* _WRITTEN TASK_
In the records below, pick out all lines containing the word "listen".

+++++

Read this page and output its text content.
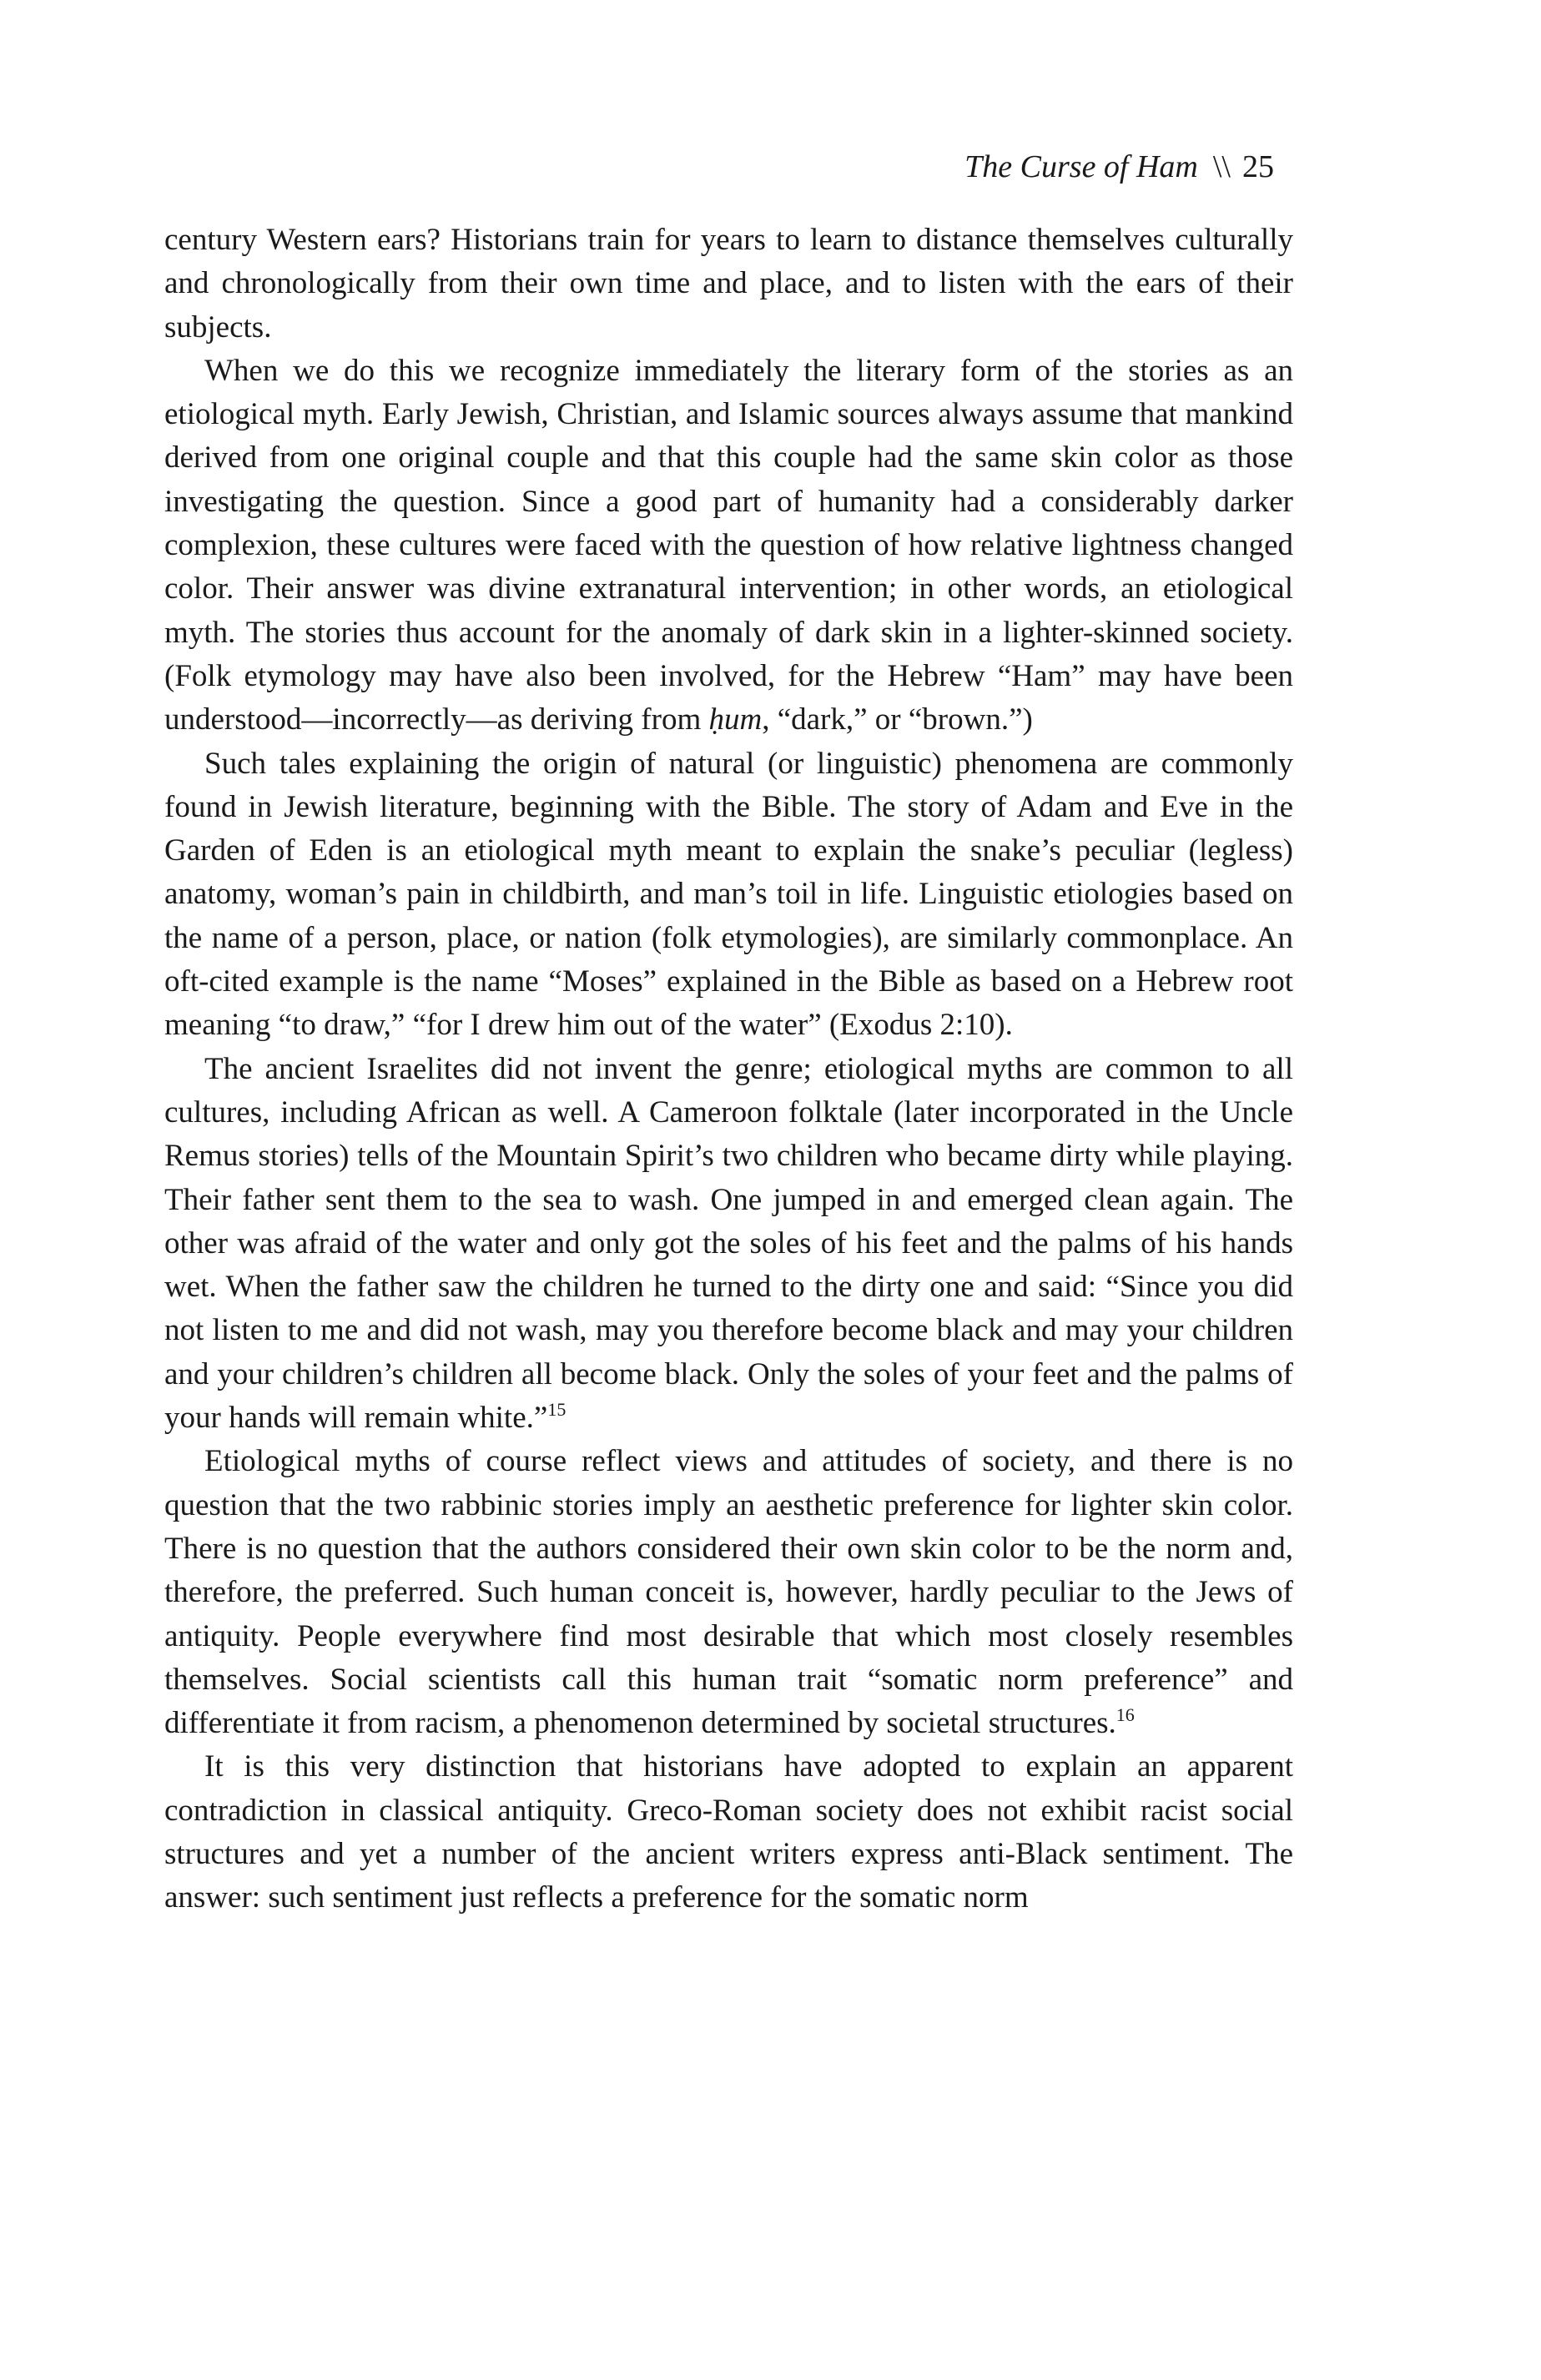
The Curse of Ham \\ 25

century Western ears? Historians train for years to learn to distance themselves culturally and chronologically from their own time and place, and to listen with the ears of their subjects.

When we do this we recognize immediately the literary form of the stories as an etiological myth. Early Jewish, Christian, and Islamic sources always assume that mankind derived from one original couple and that this couple had the same skin color as those investigating the question. Since a good part of humanity had a considerably darker complexion, these cultures were faced with the question of how relative lightness changed color. Their answer was divine extranatural intervention; in other words, an etiological myth. The stories thus account for the anomaly of dark skin in a lighter-skinned society. (Folk etymology may have also been involved, for the Hebrew “Ham” may have been understood—incorrectly—as deriving from ḥum, “dark,” or “brown.”)

Such tales explaining the origin of natural (or linguistic) phenomena are commonly found in Jewish literature, beginning with the Bible. The story of Adam and Eve in the Garden of Eden is an etiological myth meant to explain the snake’s peculiar (legless) anatomy, woman’s pain in childbirth, and man’s toil in life. Linguistic etiologies based on the name of a person, place, or nation (folk etymologies), are similarly commonplace. An oft-cited example is the name “Moses” explained in the Bible as based on a Hebrew root meaning “to draw,” “for I drew him out of the water” (Exodus 2:10).

The ancient Israelites did not invent the genre; etiological myths are common to all cultures, including African as well. A Cameroon folktale (later incorporated in the Uncle Remus stories) tells of the Mountain Spirit’s two children who became dirty while playing. Their father sent them to the sea to wash. One jumped in and emerged clean again. The other was afraid of the water and only got the soles of his feet and the palms of his hands wet. When the father saw the children he turned to the dirty one and said: “Since you did not listen to me and did not wash, may you therefore become black and may your children and your children’s children all become black. Only the soles of your feet and the palms of your hands will remain white.”$^{15}$

Etiological myths of course reflect views and attitudes of society, and there is no question that the two rabbinic stories imply an aesthetic preference for lighter skin color. There is no question that the authors considered their own skin color to be the norm and, therefore, the preferred. Such human conceit is, however, hardly peculiar to the Jews of antiquity. People everywhere find most desirable that which most closely resembles themselves. Social scientists call this human trait “somatic norm preference” and differentiate it from racism, a phenomenon determined by societal structures.$^{16}$

It is this very distinction that historians have adopted to explain an apparent contradiction in classical antiquity. Greco-Roman society does not exhibit racist social structures and yet a number of the ancient writers express anti-Black sentiment. The answer: such sentiment just reflects a preference for the somatic norm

+++++

* _COMPLETE ANSWER_
century Western ears? Historians train for years to learn to distance themselves culturally and chronologically from their own time and place, and to listen with the ears of their subjects.
The ancient Israelites did not invent the genre; etiological myths are common to all cultures, including African as well. A Cameroon folktale (later incorporated in the Uncle Remus stories) tells of the Mountain Spirit’s two children who became dirty while playing. Their father sent them to the sea to wash. One jumped in and emerged clean again. The other was afraid of the water and only got the soles of his feet and the palms of his hands wet. When the father saw the children he turned to the dirty one and said: “Since you did not listen to me and did not wash, may you therefore become black and may your children and your children’s children all become black. Only the soles of your feet and the palms of your hands will remain white.”$^{15}$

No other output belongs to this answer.